Data entries:
····················

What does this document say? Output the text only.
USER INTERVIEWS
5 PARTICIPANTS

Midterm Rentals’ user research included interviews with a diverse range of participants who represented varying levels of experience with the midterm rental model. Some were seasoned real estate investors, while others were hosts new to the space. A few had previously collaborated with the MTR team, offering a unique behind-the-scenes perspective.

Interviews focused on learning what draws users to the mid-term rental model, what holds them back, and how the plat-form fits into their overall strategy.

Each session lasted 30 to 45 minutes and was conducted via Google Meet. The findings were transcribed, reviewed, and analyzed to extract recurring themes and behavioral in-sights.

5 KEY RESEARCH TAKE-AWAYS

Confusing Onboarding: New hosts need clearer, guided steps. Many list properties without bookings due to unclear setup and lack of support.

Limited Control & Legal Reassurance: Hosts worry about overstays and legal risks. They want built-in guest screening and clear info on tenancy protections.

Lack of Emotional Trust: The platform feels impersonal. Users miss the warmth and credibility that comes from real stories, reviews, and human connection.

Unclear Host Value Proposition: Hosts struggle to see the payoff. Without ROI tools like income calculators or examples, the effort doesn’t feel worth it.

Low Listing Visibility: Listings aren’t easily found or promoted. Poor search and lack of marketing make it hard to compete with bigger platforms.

····················

Look through the listing above. Pick out each line with "real" and copy it.

Midterm Rentals’ user research included interviews with a diverse range of participants who represented varying levels of experience with the midterm rental model. Some were seasoned real estate investors, while others were hosts new to the space. A few had previously collaborated with the MTR team, offering a unique behind-the-scenes perspective.
Lack of Emotional Trust: The platform feels impersonal. Users miss the warmth and credibility that comes from real stories, reviews, and human connection.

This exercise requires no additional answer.